WHAT THE TASK REQUIRES:
Transcribe the entries below exactly; leave every image out.

(Entries from a dataset)
** BEGIN **

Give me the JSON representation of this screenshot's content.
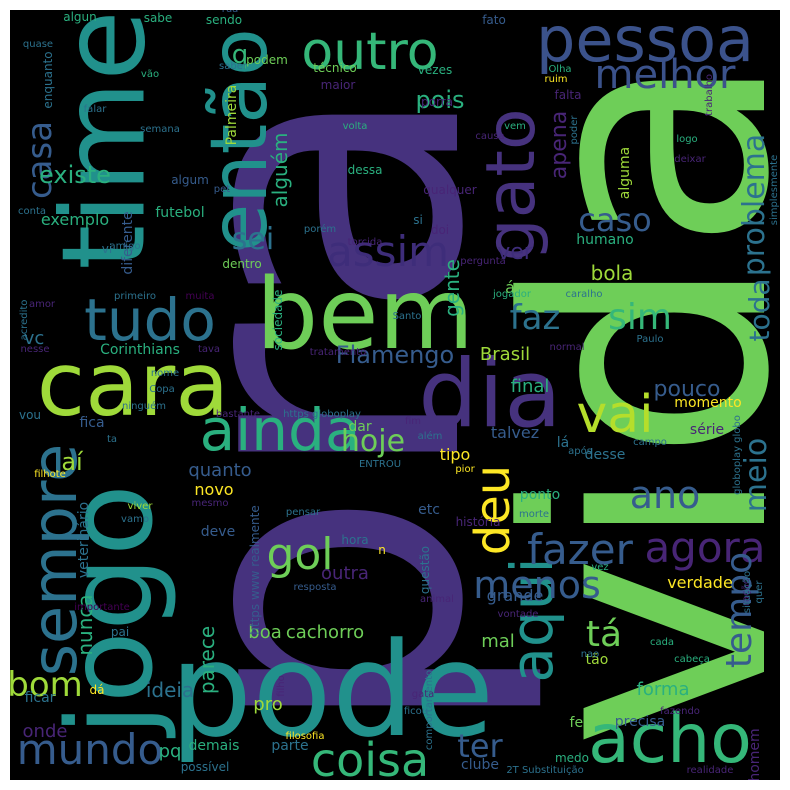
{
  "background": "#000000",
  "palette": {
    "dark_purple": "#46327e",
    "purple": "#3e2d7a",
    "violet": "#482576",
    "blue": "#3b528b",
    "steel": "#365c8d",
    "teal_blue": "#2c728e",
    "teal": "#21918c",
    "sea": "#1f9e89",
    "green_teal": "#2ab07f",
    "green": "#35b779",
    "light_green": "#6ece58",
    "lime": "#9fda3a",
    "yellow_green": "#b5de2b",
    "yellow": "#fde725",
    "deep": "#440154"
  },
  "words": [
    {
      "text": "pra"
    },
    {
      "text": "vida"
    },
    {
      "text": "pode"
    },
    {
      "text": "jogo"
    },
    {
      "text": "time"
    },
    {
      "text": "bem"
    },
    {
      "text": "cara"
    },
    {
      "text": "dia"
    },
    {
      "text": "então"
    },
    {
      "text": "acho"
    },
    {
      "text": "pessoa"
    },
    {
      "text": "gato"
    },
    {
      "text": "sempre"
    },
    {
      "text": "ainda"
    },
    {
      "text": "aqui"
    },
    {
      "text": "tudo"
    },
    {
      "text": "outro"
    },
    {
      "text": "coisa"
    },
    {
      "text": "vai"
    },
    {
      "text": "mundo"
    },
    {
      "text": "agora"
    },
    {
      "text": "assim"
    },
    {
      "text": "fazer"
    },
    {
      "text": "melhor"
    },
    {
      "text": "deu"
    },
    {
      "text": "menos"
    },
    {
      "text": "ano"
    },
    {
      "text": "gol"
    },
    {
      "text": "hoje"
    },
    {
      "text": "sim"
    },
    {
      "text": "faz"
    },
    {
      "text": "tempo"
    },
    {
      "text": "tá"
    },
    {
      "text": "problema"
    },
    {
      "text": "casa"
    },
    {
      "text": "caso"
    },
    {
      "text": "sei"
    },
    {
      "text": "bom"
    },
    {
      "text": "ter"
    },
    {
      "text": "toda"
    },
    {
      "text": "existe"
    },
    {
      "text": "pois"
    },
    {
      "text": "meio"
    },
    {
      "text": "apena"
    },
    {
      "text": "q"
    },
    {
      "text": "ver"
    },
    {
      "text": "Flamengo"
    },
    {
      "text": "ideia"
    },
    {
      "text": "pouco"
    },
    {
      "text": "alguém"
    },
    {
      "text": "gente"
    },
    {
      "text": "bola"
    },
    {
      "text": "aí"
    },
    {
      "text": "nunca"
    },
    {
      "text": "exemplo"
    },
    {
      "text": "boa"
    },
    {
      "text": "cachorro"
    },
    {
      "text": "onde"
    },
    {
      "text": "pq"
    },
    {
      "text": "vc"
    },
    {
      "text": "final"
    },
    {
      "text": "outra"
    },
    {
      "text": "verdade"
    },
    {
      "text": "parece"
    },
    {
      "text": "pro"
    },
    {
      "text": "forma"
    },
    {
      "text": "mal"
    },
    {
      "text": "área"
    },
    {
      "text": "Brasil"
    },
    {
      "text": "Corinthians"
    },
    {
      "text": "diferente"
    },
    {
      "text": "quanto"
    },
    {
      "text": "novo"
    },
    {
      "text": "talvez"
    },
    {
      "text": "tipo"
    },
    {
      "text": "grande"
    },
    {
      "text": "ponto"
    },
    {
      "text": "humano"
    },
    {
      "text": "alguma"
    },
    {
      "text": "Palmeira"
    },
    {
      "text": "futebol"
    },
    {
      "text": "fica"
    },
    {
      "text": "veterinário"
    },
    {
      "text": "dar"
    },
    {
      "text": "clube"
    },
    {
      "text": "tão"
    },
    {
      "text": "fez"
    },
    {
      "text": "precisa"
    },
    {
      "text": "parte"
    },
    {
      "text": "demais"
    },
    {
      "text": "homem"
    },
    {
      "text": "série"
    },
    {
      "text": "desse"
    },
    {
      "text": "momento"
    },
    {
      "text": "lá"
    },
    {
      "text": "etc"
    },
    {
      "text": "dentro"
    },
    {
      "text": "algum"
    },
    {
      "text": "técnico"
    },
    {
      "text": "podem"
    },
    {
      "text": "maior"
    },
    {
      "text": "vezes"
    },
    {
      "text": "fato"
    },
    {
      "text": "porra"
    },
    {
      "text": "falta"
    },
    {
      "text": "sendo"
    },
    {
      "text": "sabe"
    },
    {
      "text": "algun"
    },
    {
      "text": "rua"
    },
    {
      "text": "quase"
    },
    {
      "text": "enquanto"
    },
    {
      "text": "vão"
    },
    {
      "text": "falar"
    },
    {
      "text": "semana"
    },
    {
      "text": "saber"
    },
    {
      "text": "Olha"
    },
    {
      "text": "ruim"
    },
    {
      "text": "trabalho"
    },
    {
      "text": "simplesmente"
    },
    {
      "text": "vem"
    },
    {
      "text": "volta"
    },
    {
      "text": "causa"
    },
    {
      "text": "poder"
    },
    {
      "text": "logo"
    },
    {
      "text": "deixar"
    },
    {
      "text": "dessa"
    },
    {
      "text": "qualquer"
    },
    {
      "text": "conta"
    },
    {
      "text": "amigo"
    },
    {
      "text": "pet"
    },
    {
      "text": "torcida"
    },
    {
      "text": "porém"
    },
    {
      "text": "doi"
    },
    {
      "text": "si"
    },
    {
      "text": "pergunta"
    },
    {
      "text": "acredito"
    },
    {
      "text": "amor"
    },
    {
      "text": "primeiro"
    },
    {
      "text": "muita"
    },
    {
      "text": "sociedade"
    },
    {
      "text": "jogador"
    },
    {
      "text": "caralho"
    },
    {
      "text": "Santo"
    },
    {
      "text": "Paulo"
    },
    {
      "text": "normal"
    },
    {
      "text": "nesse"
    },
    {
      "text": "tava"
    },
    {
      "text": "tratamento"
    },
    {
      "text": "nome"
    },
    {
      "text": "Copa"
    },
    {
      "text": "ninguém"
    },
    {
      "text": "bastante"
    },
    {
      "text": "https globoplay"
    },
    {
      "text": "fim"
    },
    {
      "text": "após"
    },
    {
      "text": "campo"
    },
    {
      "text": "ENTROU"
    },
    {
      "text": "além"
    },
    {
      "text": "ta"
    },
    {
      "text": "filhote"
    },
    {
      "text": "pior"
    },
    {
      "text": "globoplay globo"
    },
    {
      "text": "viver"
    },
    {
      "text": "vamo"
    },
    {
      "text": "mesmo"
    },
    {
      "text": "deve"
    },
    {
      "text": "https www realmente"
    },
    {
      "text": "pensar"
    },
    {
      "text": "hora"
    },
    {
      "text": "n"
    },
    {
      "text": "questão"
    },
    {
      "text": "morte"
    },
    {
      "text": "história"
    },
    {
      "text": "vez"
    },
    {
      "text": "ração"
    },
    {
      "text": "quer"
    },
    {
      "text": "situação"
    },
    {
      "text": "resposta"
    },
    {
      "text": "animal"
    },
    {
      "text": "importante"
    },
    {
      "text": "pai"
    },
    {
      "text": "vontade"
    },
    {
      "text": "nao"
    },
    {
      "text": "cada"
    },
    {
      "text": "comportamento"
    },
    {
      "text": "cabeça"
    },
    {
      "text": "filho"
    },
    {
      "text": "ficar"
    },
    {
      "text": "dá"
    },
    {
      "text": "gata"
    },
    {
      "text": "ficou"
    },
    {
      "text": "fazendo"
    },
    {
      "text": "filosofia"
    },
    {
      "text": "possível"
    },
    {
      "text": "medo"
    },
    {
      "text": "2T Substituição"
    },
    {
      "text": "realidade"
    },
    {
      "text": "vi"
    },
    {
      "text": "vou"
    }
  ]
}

** END **

WRITTEN RESPONSE:
Give me the JSON representation of this screenshot's content.
{
  "background": "#000000",
  "palette": {
    "dark_purple": "#46327e",
    "purple": "#3e2d7a",
    "violet": "#482576",
    "blue": "#3b528b",
    "steel": "#365c8d",
    "teal_blue": "#2c728e",
    "teal": "#21918c",
    "sea": "#1f9e89",
    "green_teal": "#2ab07f",
    "green": "#35b779",
    "light_green": "#6ece58",
    "lime": "#9fda3a",
    "yellow_green": "#b5de2b",
    "yellow": "#fde725",
    "deep": "#440154"
  },
  "words": [
    {
      "text": "pra"
    },
    {
      "text": "vida"
    },
    {
      "text": "pode"
    },
    {
      "text": "jogo"
    },
    {
      "text": "time"
    },
    {
      "text": "bem"
    },
    {
      "text": "cara"
    },
    {
      "text": "dia"
    },
    {
      "text": "então"
    },
    {
      "text": "acho"
    },
    {
      "text": "pessoa"
    },
    {
      "text": "gato"
    },
    {
      "text": "sempre"
    },
    {
      "text": "ainda"
    },
    {
      "text": "aqui"
    },
    {
      "text": "tudo"
    },
    {
      "text": "outro"
    },
    {
      "text": "coisa"
    },
    {
      "text": "vai"
    },
    {
      "text": "mundo"
    },
    {
      "text": "agora"
    },
    {
      "text": "assim"
    },
    {
      "text": "fazer"
    },
    {
      "text": "melhor"
    },
    {
      "text": "deu"
    },
    {
      "text": "menos"
    },
    {
      "text": "ano"
    },
    {
      "text": "gol"
    },
    {
      "text": "hoje"
    },
    {
      "text": "sim"
    },
    {
      "text": "faz"
    },
    {
      "text": "tempo"
    },
    {
      "text": "tá"
    },
    {
      "text": "problema"
    },
    {
      "text": "casa"
    },
    {
      "text": "caso"
    },
    {
      "text": "sei"
    },
    {
      "text": "bom"
    },
    {
      "text": "ter"
    },
    {
      "text": "toda"
    },
    {
      "text": "existe"
    },
    {
      "text": "pois"
    },
    {
      "text": "meio"
    },
    {
      "text": "apena"
    },
    {
      "text": "q"
    },
    {
      "text": "ver"
    },
    {
      "text": "Flamengo"
    },
    {
      "text": "ideia"
    },
    {
      "text": "pouco"
    },
    {
      "text": "alguém"
    },
    {
      "text": "gente"
    },
    {
      "text": "bola"
    },
    {
      "text": "aí"
    },
    {
      "text": "nunca"
    },
    {
      "text": "exemplo"
    },
    {
      "text": "boa"
    },
    {
      "text": "cachorro"
    },
    {
      "text": "onde"
    },
    {
      "text": "pq"
    },
    {
      "text": "vc"
    },
    {
      "text": "final"
    },
    {
      "text": "outra"
    },
    {
      "text": "verdade"
    },
    {
      "text": "parece"
    },
    {
      "text": "pro"
    },
    {
      "text": "forma"
    },
    {
      "text": "mal"
    },
    {
      "text": "área"
    },
    {
      "text": "Brasil"
    },
    {
      "text": "Corinthians"
    },
    {
      "text": "diferente"
    },
    {
      "text": "quanto"
    },
    {
      "text": "novo"
    },
    {
      "text": "talvez"
    },
    {
      "text": "tipo"
    },
    {
      "text": "grande"
    },
    {
      "text": "ponto"
    },
    {
      "text": "humano"
    },
    {
      "text": "alguma"
    },
    {
      "text": "Palmeira"
    },
    {
      "text": "futebol"
    },
    {
      "text": "fica"
    },
    {
      "text": "veterinário"
    },
    {
      "text": "dar"
    },
    {
      "text": "clube"
    },
    {
      "text": "tão"
    },
    {
      "text": "fez"
    },
    {
      "text": "precisa"
    },
    {
      "text": "parte"
    },
    {
      "text": "demais"
    },
    {
      "text": "homem"
    },
    {
      "text": "série"
    },
    {
      "text": "desse"
    },
    {
      "text": "momento"
    },
    {
      "text": "lá"
    },
    {
      "text": "etc"
    },
    {
      "text": "dentro"
    },
    {
      "text": "algum"
    },
    {
      "text": "técnico"
    },
    {
      "text": "podem"
    },
    {
      "text": "maior"
    },
    {
      "text": "vezes"
    },
    {
      "text": "fato"
    },
    {
      "text": "porra"
    },
    {
      "text": "falta"
    },
    {
      "text": "sendo"
    },
    {
      "text": "sabe"
    },
    {
      "text": "algun"
    },
    {
      "text": "rua"
    },
    {
      "text": "quase"
    },
    {
      "text": "enquanto"
    },
    {
      "text": "vão"
    },
    {
      "text": "falar"
    },
    {
      "text": "semana"
    },
    {
      "text": "saber"
    },
    {
      "text": "Olha"
    },
    {
      "text": "ruim"
    },
    {
      "text": "trabalho"
    },
    {
      "text": "simplesmente"
    },
    {
      "text": "vem"
    },
    {
      "text": "volta"
    },
    {
      "text": "causa"
    },
    {
      "text": "poder"
    },
    {
      "text": "logo"
    },
    {
      "text": "deixar"
    },
    {
      "text": "dessa"
    },
    {
      "text": "qualquer"
    },
    {
      "text": "conta"
    },
    {
      "text": "amigo"
    },
    {
      "text": "pet"
    },
    {
      "text": "torcida"
    },
    {
      "text": "porém"
    },
    {
      "text": "doi"
    },
    {
      "text": "si"
    },
    {
      "text": "pergunta"
    },
    {
      "text": "acredito"
    },
    {
      "text": "amor"
    },
    {
      "text": "primeiro"
    },
    {
      "text": "muita"
    },
    {
      "text": "sociedade"
    },
    {
      "text": "jogador"
    },
    {
      "text": "caralho"
    },
    {
      "text": "Santo"
    },
    {
      "text": "Paulo"
    },
    {
      "text": "normal"
    },
    {
      "text": "nesse"
    },
    {
      "text": "tava"
    },
    {
      "text": "tratamento"
    },
    {
      "text": "nome"
    },
    {
      "text": "Copa"
    },
    {
      "text": "ninguém"
    },
    {
      "text": "bastante"
    },
    {
      "text": "https globoplay"
    },
    {
      "text": "fim"
    },
    {
      "text": "após"
    },
    {
      "text": "campo"
    },
    {
      "text": "ENTROU"
    },
    {
      "text": "além"
    },
    {
      "text": "ta"
    },
    {
      "text": "filhote"
    },
    {
      "text": "pior"
    },
    {
      "text": "globoplay globo"
    },
    {
      "text": "viver"
    },
    {
      "text": "vamo"
    },
    {
      "text": "mesmo"
    },
    {
      "text": "deve"
    },
    {
      "text": "https www realmente"
    },
    {
      "text": "pensar"
    },
    {
      "text": "hora"
    },
    {
      "text": "n"
    },
    {
      "text": "questão"
    },
    {
      "text": "morte"
    },
    {
      "text": "história"
    },
    {
      "text": "vez"
    },
    {
      "text": "ração"
    },
    {
      "text": "quer"
    },
    {
      "text": "situação"
    },
    {
      "text": "resposta"
    },
    {
      "text": "animal"
    },
    {
      "text": "importante"
    },
    {
      "text": "pai"
    },
    {
      "text": "vontade"
    },
    {
      "text": "nao"
    },
    {
      "text": "cada"
    },
    {
      "text": "comportamento"
    },
    {
      "text": "cabeça"
    },
    {
      "text": "filho"
    },
    {
      "text": "ficar"
    },
    {
      "text": "dá"
    },
    {
      "text": "gata"
    },
    {
      "text": "ficou"
    },
    {
      "text": "fazendo"
    },
    {
      "text": "filosofia"
    },
    {
      "text": "possível"
    },
    {
      "text": "medo"
    },
    {
      "text": "2T Substituição"
    },
    {
      "text": "realidade"
    },
    {
      "text": "vi"
    },
    {
      "text": "vou"
    }
  ]
}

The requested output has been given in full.